=== Data extracted from a collection ===
"""

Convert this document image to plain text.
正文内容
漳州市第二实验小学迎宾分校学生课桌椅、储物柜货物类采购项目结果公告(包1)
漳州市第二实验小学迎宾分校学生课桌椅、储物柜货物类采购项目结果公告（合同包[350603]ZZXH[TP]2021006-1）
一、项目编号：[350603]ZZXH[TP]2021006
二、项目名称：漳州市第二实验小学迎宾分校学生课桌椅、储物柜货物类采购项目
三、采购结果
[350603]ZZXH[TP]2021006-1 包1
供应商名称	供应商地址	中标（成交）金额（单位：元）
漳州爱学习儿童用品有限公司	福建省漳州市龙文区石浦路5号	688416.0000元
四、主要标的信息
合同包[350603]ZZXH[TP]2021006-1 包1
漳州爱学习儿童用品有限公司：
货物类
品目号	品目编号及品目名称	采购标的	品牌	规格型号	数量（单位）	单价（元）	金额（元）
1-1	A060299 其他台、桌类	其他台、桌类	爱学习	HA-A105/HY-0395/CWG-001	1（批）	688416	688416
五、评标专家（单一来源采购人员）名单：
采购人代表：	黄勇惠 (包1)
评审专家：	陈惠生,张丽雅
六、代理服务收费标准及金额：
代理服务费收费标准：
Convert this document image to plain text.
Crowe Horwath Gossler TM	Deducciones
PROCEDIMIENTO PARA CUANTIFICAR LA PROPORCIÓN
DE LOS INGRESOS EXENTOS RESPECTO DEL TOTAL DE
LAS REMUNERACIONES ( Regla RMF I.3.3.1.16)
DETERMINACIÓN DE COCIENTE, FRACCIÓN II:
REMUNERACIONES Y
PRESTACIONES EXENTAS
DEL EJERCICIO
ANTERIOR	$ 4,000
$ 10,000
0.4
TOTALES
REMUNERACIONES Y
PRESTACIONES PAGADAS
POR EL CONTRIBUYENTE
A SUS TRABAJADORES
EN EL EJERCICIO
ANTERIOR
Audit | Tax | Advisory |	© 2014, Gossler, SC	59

"""

=== SET TASK ===
Output the entries exactly.

=== OUTPUT FOR THIS TASK ===
Convert this document image to plain text.
正文内容
漳州市第二实验小学迎宾分校学生课桌椅、储物柜货物类采购项目结果公告(包1)
漳州市第二实验小学迎宾分校学生课桌椅、储物柜货物类采购项目结果公告（合同包[350603]ZZXH[TP]2021006-1）
一、项目编号：[350603]ZZXH[TP]2021006
二、项目名称：漳州市第二实验小学迎宾分校学生课桌椅、储物柜货物类采购项目
三、采购结果
[350603]ZZXH[TP]2021006-1 包1
供应商名称	供应商地址	中标（成交）金额（单位：元）
漳州爱学习儿童用品有限公司	福建省漳州市龙文区石浦路5号	688416.0000元
四、主要标的信息
合同包[350603]ZZXH[TP]2021006-1 包1
漳州爱学习儿童用品有限公司：
货物类
品目号	品目编号及品目名称	采购标的	品牌	规格型号	数量（单位）	单价（元）	金额（元）
1-1	A060299 其他台、桌类	其他台、桌类	爱学习	HA-A105/HY-0395/CWG-001	1（批）	688416	688416
五、评标专家（单一来源采购人员）名单：
采购人代表：	黄勇惠 (包1)
评审专家：	陈惠生,张丽雅
六、代理服务收费标准及金额：
代理服务费收费标准：
Convert this document image to plain text.
Crowe Horwath Gossler TM	Deducciones
PROCEDIMIENTO PARA CUANTIFICAR LA PROPORCIÓN
DE LOS INGRESOS EXENTOS RESPECTO DEL TOTAL DE
LAS REMUNERACIONES ( Regla RMF I.3.3.1.16)
DETERMINACIÓN DE COCIENTE, FRACCIÓN II:
REMUNERACIONES Y
PRESTACIONES EXENTAS
DEL EJERCICIO
ANTERIOR	$ 4,000
$ 10,000
0.4
TOTALES
REMUNERACIONES Y
PRESTACIONES PAGADAS
POR EL CONTRIBUYENTE
A SUS TRABAJADORES
EN EL EJERCICIO
ANTERIOR
Audit | Tax | Advisory |	© 2014, Gossler, SC	59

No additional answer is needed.